__TASK STATEMENT__
Reproduce every line, starting at the one that contains "What text is on this page?" and ending at the last line of the data, exactly as it stands; pictures are omitted.

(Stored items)
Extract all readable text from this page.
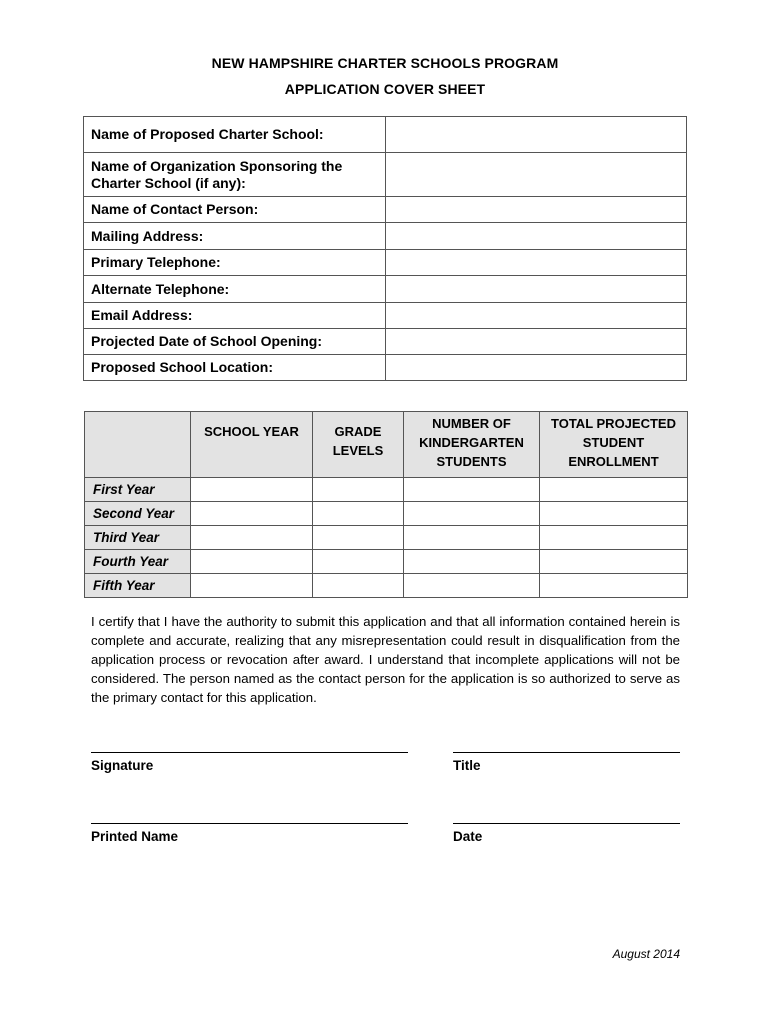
NEW HAMPSHIRE CHARTER SCHOOLS PROGRAM
APPLICATION COVER SHEET
Name of Proposed Charter School:	
Name of Organization Sponsoring the Charter School (if any):	
Name of Contact Person:	
Mailing Address:	
Primary Telephone:	
Alternate Telephone:	
Email Address:	
Projected Date of School Opening:	
Proposed School Location:	
	SCHOOL YEAR	GRADE LEVELS	NUMBER OF KINDERGARTEN STUDENTS	TOTAL PROJECTED STUDENT ENROLLMENT
First Year				
Second Year				
Third Year				
Fourth Year				
Fifth Year				
I certify that I have the authority to submit this application and that all information contained herein is complete and accurate, realizing that any misrepresentation could result in disqualification from the application process or revocation after award. I understand that incomplete applications will not be considered. The person named as the contact person for the application is so authorized to serve as the primary contact for this application.
Signature	Title
Printed Name	Date
August 2014
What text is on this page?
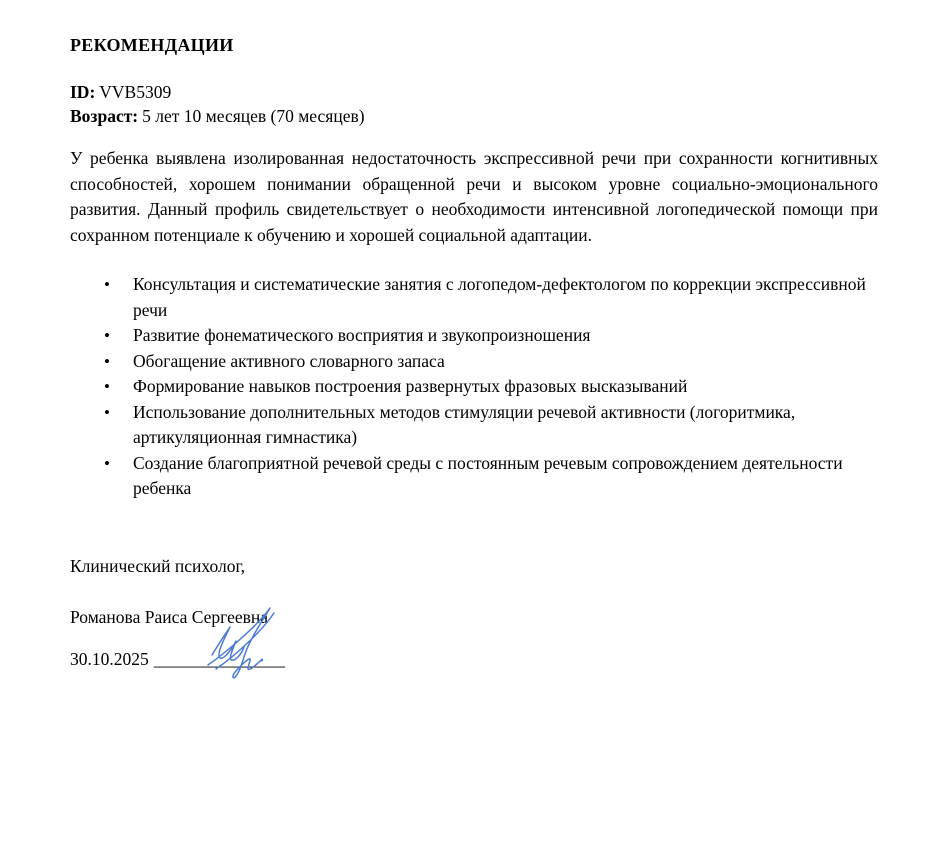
РЕКОМЕНДАЦИИ
ID: VVB5309
Возраст: 5 лет 10 месяцев (70 месяцев)

У ребенка выявлена изолированная недостаточность экспрессивной речи при сохранности когнитивных способностей, хорошем понимании обращенной речи и высоком уровне социально-эмоционального развития. Данный профиль свидетельствует о необходимости интенсивной логопедической помощи при сохранном потенциале к обучению и хорошей социальной адаптации.

• Консультация и систематические занятия с логопедом-дефектологом по коррекции экспрессивной речи
• Развитие фонематического восприятия и звукопроизношения
• Обогащение активного словарного запаса
• Формирование навыков построения развернутых фразовых высказываний
• Использование дополнительных методов стимуляции речевой активности (логоритмика, артикуляционная гимнастика)
• Создание благоприятной речевой среды с постоянным речевым сопровождением деятельности ребенка
Клинический психолог,
Романова Раиса Сергеевна
30.10.2025 _______________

__RESPONSE TO THIS EXERCISE__
What text is on this page?
РЕКОМЕНДАЦИИ
ID: VVB5309
Возраст: 5 лет 10 месяцев (70 месяцев)

У ребенка выявлена изолированная недостаточность экспрессивной речи при сохранности когнитивных способностей, хорошем понимании обращенной речи и высоком уровне социально-эмоционального развития. Данный профиль свидетельствует о необходимости интенсивной логопедической помощи при сохранном потенциале к обучению и хорошей социальной адаптации.

• Консультация и систематические занятия с логопедом-дефектологом по коррекции экспрессивной речи
• Развитие фонематического восприятия и звукопроизношения
• Обогащение активного словарного запаса
• Формирование навыков построения развернутых фразовых высказываний
• Использование дополнительных методов стимуляции речевой активности (логоритмика, артикуляционная гимнастика)
• Создание благоприятной речевой среды с постоянным речевым сопровождением деятельности ребенка
Клинический психолог,
Романова Раиса Сергеевна
30.10.2025 _______________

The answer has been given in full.